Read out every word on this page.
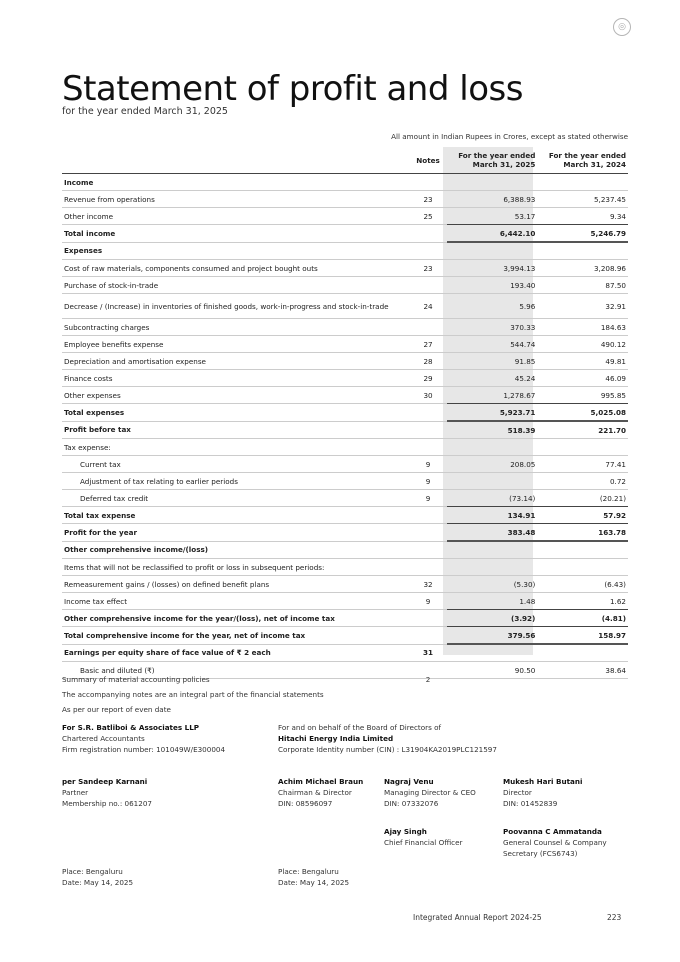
◎
Statement of profit and loss
for the year ended March 31, 2025
All amount in Indian Rupees in Crores, except as stated otherwise
	Notes	For the year ended March 31, 2025	For the year ended March 31, 2024
Income			
Revenue from operations	23	6,388.93	5,237.45
Other income	25	53.17	9.34
Total income		6,442.10	5,246.79
Expenses			
Cost of raw materials, components consumed and project bought outs	23	3,994.13	3,208.96
Purchase of stock-in-trade		193.40	87.50
Decrease / (Increase) in inventories of finished goods, work-in-progress and stock-in-trade	24	5.96	32.91
Subcontracting charges		370.33	184.63
Employee benefits expense	27	544.74	490.12
Depreciation and amortisation expense	28	91.85	49.81
Finance costs	29	45.24	46.09
Other expenses	30	1,278.67	995.85
Total expenses		5,923.71	5,025.08
Profit before tax		518.39	221.70
Tax expense:			
Current tax	9	208.05	77.41
Adjustment of tax relating to earlier periods	9		0.72
Deferred tax credit	9	(73.14)	(20.21)
Total tax expense		134.91	57.92
Profit for the year		383.48	163.78
Other comprehensive income/(loss)			
Items that will not be reclassified to profit or loss in subsequent periods:			
Remeasurement gains / (losses) on defined benefit plans	32	(5.30)	(6.43)
Income tax effect	9	1.48	1.62
Other comprehensive income for the year/(loss), net of income tax		(3.92)	(4.81)
Total comprehensive income for the year, net of income tax		379.56	158.97
Earnings per equity share of face value of ₹ 2 each	31		
Basic and diluted (₹)		90.50	38.64
Summary of material accounting policies	2
The accompanying notes are an integral part of the financial statements
As per our report of even date
For S.R. Batliboi & Associates LLP
Chartered Accountants
Firm registration number: 101049W/E300004
For and on behalf of the Board of Directors of
Hitachi Energy India Limited
Corporate Identity number (CIN) : L31904KA2019PLC121597
per Sandeep Karnani
Partner
Membership no.: 061207
Achim Michael Braun
Chairman & Director
DIN: 08596097
Nagraj Venu
Managing Director & CEO
DIN: 07332076
Mukesh Hari Butani
Director
DIN: 01452839
Ajay Singh
Chief Financial Officer
Poovanna C Ammatanda
General Counsel & Company Secretary (FCS6743)
Place: Bengaluru
Date: May 14, 2025
Place: Bengaluru
Date: May 14, 2025
Integrated Annual Report 2024-25	223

____

_AIM_. Look through the data and show every line containing "Total".

_FINISHED ANSWER_.
Total income		6,442.10	5,246.79
Total expenses		5,923.71	5,025.08
Total tax expense		134.91	57.92
Total comprehensive income for the year, net of income tax		379.56	158.97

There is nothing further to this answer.